◆ **Material supplied**:
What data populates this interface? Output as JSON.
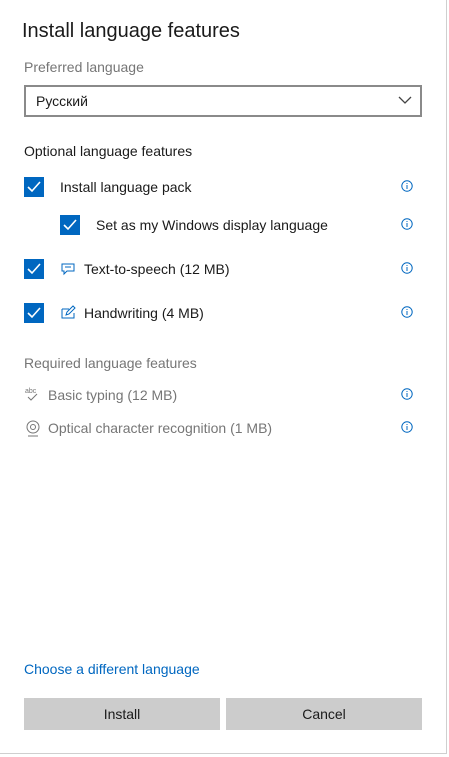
{
  "dialog": {
    "title": "Install language features",
    "preferred_label": "Preferred language",
    "selected_language": "Русский",
    "optional_label": "Optional language features",
    "optional_items": [
      {
        "label": "Install language pack",
        "checked": true
      },
      {
        "label": "Set as my Windows display language",
        "checked": true
      },
      {
        "label": "Text-to-speech (12 MB)",
        "checked": true,
        "icon": "speech-icon"
      },
      {
        "label": "Handwriting (4 MB)",
        "checked": true,
        "icon": "pen-icon"
      }
    ],
    "required_label": "Required language features",
    "required_items": [
      {
        "label": "Basic typing (12 MB)",
        "icon": "abc-check-icon"
      },
      {
        "label": "Optical character recognition (1 MB)",
        "icon": "ocr-icon"
      }
    ],
    "change_link": "Choose a different language",
    "install_button": "Install",
    "cancel_button": "Cancel"
  },
  "colors": {
    "accent": "#0067c0",
    "muted_text": "#767676",
    "button_bg": "#cccccc"
  }
}
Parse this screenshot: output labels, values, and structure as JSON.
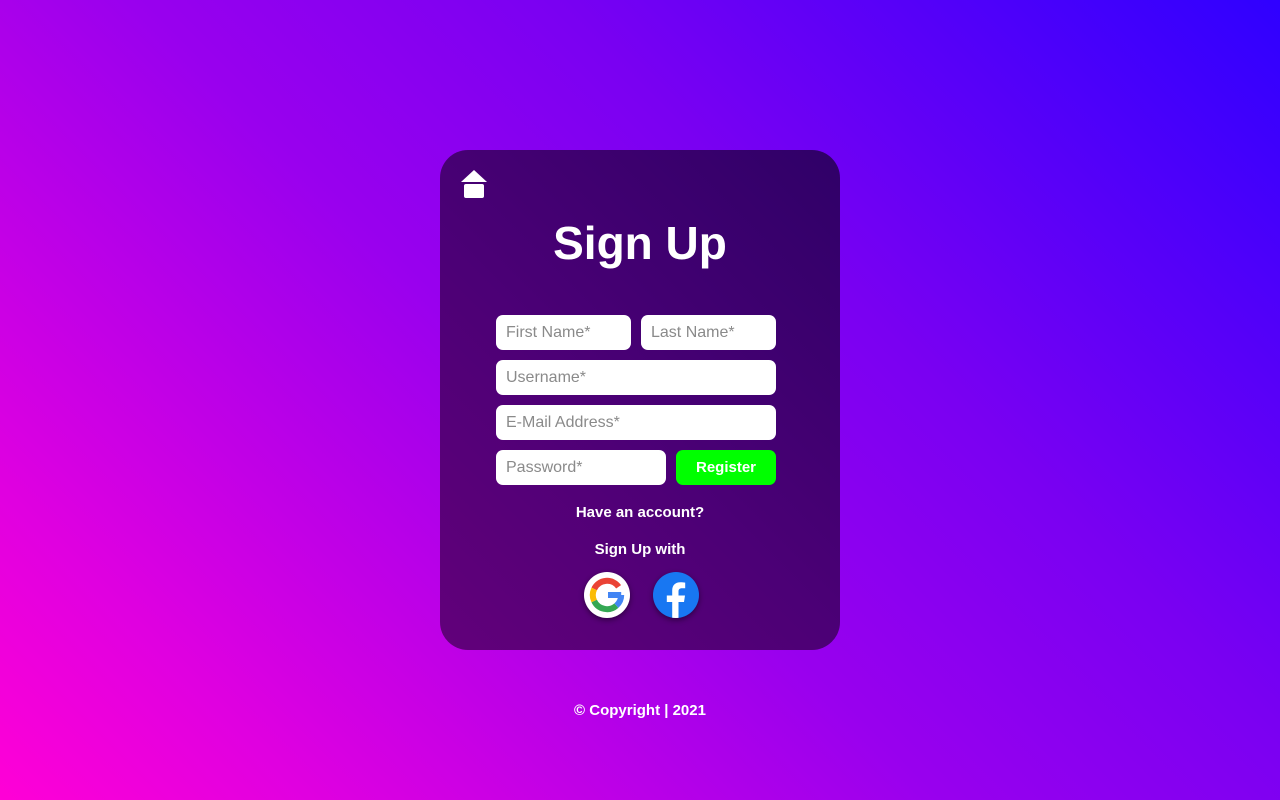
{
  "home": {
    "icon": "home-icon"
  },
  "form": {
    "title": "Sign Up",
    "first_name_placeholder": "First Name*",
    "last_name_placeholder": "Last Name*",
    "username_placeholder": "Username*",
    "email_placeholder": "E-Mail Address*",
    "password_placeholder": "Password*",
    "register_label": "Register",
    "have_account_label": "Have an account?",
    "sign_up_with_label": "Sign Up with"
  },
  "social": [
    {
      "icon": "google-icon"
    },
    {
      "icon": "facebook-icon"
    }
  ],
  "footer": {
    "copyright": "© Copyright | 2021"
  },
  "colors": {
    "register_button": "#00ff00",
    "facebook_blue": "#1877f2",
    "card": "#4c0076"
  }
}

◆ **Problem description**: Leaving the pictures out, set down exactly the lines from the one with "Parse this screenshot: output" through the end of the records.

◆ **Exercise solution**:
Parse this screenshot: output labels, values, and structure as JSON.
{
  "home": {
    "icon": "home-icon"
  },
  "form": {
    "title": "Sign Up",
    "first_name_placeholder": "First Name*",
    "last_name_placeholder": "Last Name*",
    "username_placeholder": "Username*",
    "email_placeholder": "E-Mail Address*",
    "password_placeholder": "Password*",
    "register_label": "Register",
    "have_account_label": "Have an account?",
    "sign_up_with_label": "Sign Up with"
  },
  "social": [
    {
      "icon": "google-icon"
    },
    {
      "icon": "facebook-icon"
    }
  ],
  "footer": {
    "copyright": "© Copyright | 2021"
  },
  "colors": {
    "register_button": "#00ff00",
    "facebook_blue": "#1877f2",
    "card": "#4c0076"
  }
}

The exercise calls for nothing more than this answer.